== Exercise data

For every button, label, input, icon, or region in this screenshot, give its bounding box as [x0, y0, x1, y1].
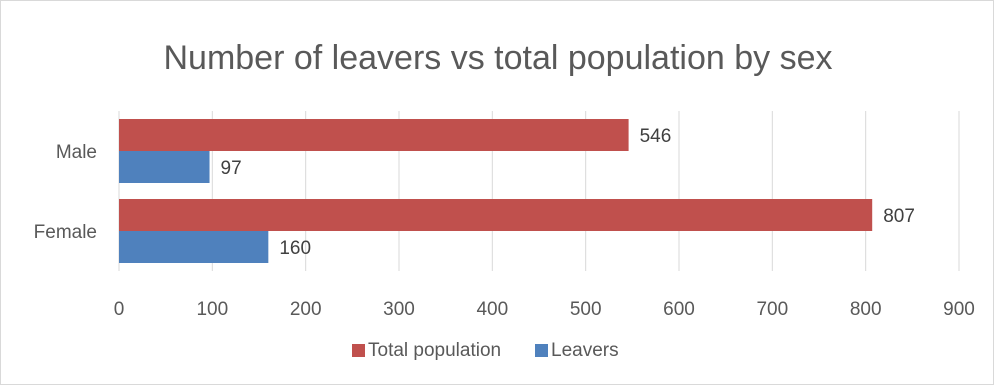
bar-leavers: [119, 231, 269, 263]
category-label: Female: [34, 222, 97, 243]
bar-leavers: [119, 151, 210, 183]
legend: Total population Leavers: [352, 340, 619, 361]
x-axis: 0 100 200 300 400 500 600 700 800 900: [114, 299, 975, 320]
data-label: 97: [221, 158, 242, 179]
bar-total-population: [119, 199, 873, 231]
bars-layer: [119, 119, 873, 263]
x-tick-label: 300: [383, 299, 415, 320]
category-label: Male: [56, 142, 97, 163]
legend-label: Total population: [368, 340, 501, 361]
x-tick-label: 800: [850, 299, 882, 320]
bar-total-population: [119, 119, 629, 151]
legend-label: Leavers: [551, 340, 619, 361]
data-label: 807: [883, 206, 915, 227]
data-label: 160: [279, 238, 311, 259]
x-tick-label: 900: [943, 299, 975, 320]
x-tick-label: 500: [570, 299, 602, 320]
data-label: 546: [640, 126, 672, 147]
x-tick-label: 400: [476, 299, 508, 320]
legend-swatch: [352, 344, 365, 357]
legend-swatch: [535, 344, 548, 357]
chart-title: Number of leavers vs total population by…: [163, 39, 832, 77]
x-tick-label: 100: [196, 299, 228, 320]
x-tick-label: 700: [756, 299, 788, 320]
x-tick-label: 0: [114, 299, 125, 320]
x-tick-label: 200: [290, 299, 322, 320]
labels-layer: Male 546 97 Female 807 160: [34, 126, 915, 259]
x-tick-label: 600: [663, 299, 695, 320]
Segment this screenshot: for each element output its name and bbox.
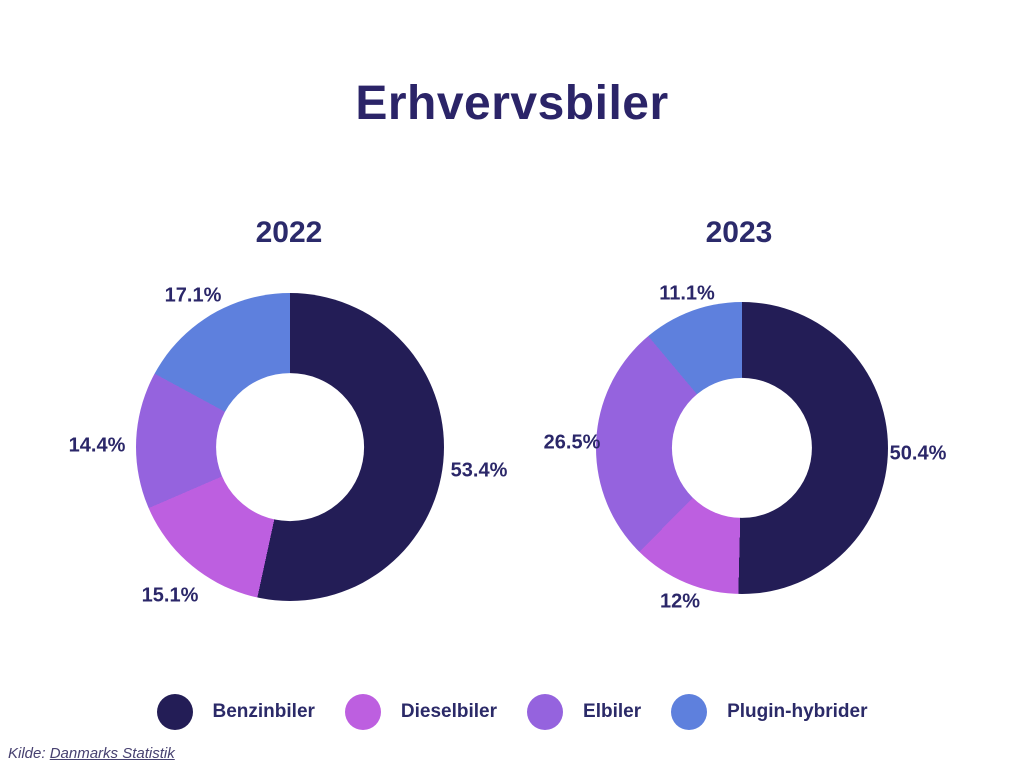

====

■ **Aim of the task**:
Convert the lines above into a Markdown table with two columns, Row and Line, numbering each row. Skip any blank lines, and leave the pictures out of the table.

■ **Solution to this task**:
| Row | Line |
|---|---|
| 1 | For every button, label, input, icon, or region in this screenshot, give its bounding box as [x0, y0, x1, y1]. |
| 2 | bar-leavers: [119, 231, 269, 263] |
| 3 | category-label: Female: [34, 222, 97, 243] |
| 4 | bar-leavers: [119, 151, 210, 183] |
| 5 | legend: Total population Leavers: [352, 340, 619, 361] |
| 6 | x-axis: 0 100 200 300 400 500 600 700 800 900: [114, 299, 975, 320] |
| 7 | data-label: 97: [221, 158, 242, 179] |
| 8 | bar-total-population: [119, 199, 873, 231] |
| 9 | bars-layer: [119, 119, 873, 263] |
| 10 | x-tick-label: 300: [383, 299, 415, 320] |
| 11 | category-label: Male: [56, 142, 97, 163] |
| 12 | legend-label: Total population: [368, 340, 501, 361] |
| 13 | x-tick-label: 800: [850, 299, 882, 320] |
| 14 | bar-total-population: [119, 119, 629, 151] |
| 15 | legend-label: Leavers: [551, 340, 619, 361] |
| 16 | data-label: 807: [883, 206, 915, 227] |
| 17 | data-label: 160: [279, 238, 311, 259] |
| 18 | x-tick-label: 900: [943, 299, 975, 320] |
| 19 | x-tick-label: 500: [570, 299, 602, 320] |
| 20 | data-label: 546: [640, 126, 672, 147] |
| 21 | x-tick-label: 400: [476, 299, 508, 320] |
| 22 | legend-swatch: [352, 344, 365, 357] |
| 23 | legend-swatch: [535, 344, 548, 357] |
| 24 | chart-title: Number of leavers vs total population by…: [163, 39, 832, 77] |
| 25 | x-tick-label: 100: [196, 299, 228, 320] |
| 26 | x-tick-label: 700: [756, 299, 788, 320] |
| 27 | x-tick-label: 0: [114, 299, 125, 320] |
| 28 | x-tick-label: 200: [290, 299, 322, 320] |
| 29 | labels-layer: Male 546 97 Female 807 160: [34, 126, 915, 259] |
| 30 | x-tick-label: 600: [663, 299, 695, 320] |
| 31 | Segment this screenshot: for each element output its name and bbox. |